> Request
Your task is to output the entries below word for word.

> Data lines

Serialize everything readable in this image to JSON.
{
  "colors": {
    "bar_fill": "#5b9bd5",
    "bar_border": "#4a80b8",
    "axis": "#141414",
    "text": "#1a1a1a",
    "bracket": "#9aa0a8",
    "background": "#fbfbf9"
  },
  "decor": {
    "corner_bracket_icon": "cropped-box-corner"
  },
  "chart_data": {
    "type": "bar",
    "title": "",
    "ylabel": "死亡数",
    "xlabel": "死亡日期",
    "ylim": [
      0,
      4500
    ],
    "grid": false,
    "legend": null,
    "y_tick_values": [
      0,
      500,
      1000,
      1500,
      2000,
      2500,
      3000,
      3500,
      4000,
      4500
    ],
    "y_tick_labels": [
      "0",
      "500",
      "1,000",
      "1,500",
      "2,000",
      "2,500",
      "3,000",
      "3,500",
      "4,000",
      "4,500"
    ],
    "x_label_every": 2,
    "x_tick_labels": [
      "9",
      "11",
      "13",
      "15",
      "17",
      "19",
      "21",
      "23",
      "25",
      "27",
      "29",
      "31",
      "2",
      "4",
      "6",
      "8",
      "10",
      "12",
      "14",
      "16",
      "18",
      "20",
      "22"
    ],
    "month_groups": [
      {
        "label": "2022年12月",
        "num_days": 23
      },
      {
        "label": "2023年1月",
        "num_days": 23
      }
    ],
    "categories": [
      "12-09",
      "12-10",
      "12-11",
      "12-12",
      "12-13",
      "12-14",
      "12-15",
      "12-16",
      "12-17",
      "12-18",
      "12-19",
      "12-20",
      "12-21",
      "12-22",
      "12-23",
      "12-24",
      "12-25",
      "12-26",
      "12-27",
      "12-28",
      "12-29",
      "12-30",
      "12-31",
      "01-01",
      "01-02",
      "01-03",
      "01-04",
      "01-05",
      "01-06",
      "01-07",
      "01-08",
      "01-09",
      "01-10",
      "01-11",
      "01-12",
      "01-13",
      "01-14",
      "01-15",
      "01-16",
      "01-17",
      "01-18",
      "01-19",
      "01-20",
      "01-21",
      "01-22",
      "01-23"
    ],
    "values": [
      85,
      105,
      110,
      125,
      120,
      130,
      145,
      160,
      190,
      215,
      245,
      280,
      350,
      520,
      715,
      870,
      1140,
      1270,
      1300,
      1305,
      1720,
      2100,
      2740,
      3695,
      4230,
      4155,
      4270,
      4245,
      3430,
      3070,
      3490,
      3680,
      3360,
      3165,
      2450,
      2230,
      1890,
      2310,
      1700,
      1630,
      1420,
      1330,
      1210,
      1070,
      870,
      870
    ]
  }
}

> Task result
Serialize everything readable in this image to JSON.
{
  "colors": {
    "bar_fill": "#5b9bd5",
    "bar_border": "#4a80b8",
    "axis": "#141414",
    "text": "#1a1a1a",
    "bracket": "#9aa0a8",
    "background": "#fbfbf9"
  },
  "decor": {
    "corner_bracket_icon": "cropped-box-corner"
  },
  "chart_data": {
    "type": "bar",
    "title": "",
    "ylabel": "死亡数",
    "xlabel": "死亡日期",
    "ylim": [
      0,
      4500
    ],
    "grid": false,
    "legend": null,
    "y_tick_values": [
      0,
      500,
      1000,
      1500,
      2000,
      2500,
      3000,
      3500,
      4000,
      4500
    ],
    "y_tick_labels": [
      "0",
      "500",
      "1,000",
      "1,500",
      "2,000",
      "2,500",
      "3,000",
      "3,500",
      "4,000",
      "4,500"
    ],
    "x_label_every": 2,
    "x_tick_labels": [
      "9",
      "11",
      "13",
      "15",
      "17",
      "19",
      "21",
      "23",
      "25",
      "27",
      "29",
      "31",
      "2",
      "4",
      "6",
      "8",
      "10",
      "12",
      "14",
      "16",
      "18",
      "20",
      "22"
    ],
    "month_groups": [
      {
        "label": "2022年12月",
        "num_days": 23
      },
      {
        "label": "2023年1月",
        "num_days": 23
      }
    ],
    "categories": [
      "12-09",
      "12-10",
      "12-11",
      "12-12",
      "12-13",
      "12-14",
      "12-15",
      "12-16",
      "12-17",
      "12-18",
      "12-19",
      "12-20",
      "12-21",
      "12-22",
      "12-23",
      "12-24",
      "12-25",
      "12-26",
      "12-27",
      "12-28",
      "12-29",
      "12-30",
      "12-31",
      "01-01",
      "01-02",
      "01-03",
      "01-04",
      "01-05",
      "01-06",
      "01-07",
      "01-08",
      "01-09",
      "01-10",
      "01-11",
      "01-12",
      "01-13",
      "01-14",
      "01-15",
      "01-16",
      "01-17",
      "01-18",
      "01-19",
      "01-20",
      "01-21",
      "01-22",
      "01-23"
    ],
    "values": [
      85,
      105,
      110,
      125,
      120,
      130,
      145,
      160,
      190,
      215,
      245,
      280,
      350,
      520,
      715,
      870,
      1140,
      1270,
      1300,
      1305,
      1720,
      2100,
      2740,
      3695,
      4230,
      4155,
      4270,
      4245,
      3430,
      3070,
      3490,
      3680,
      3360,
      3165,
      2450,
      2230,
      1890,
      2310,
      1700,
      1630,
      1420,
      1330,
      1210,
      1070,
      870,
      870
    ]
  }
}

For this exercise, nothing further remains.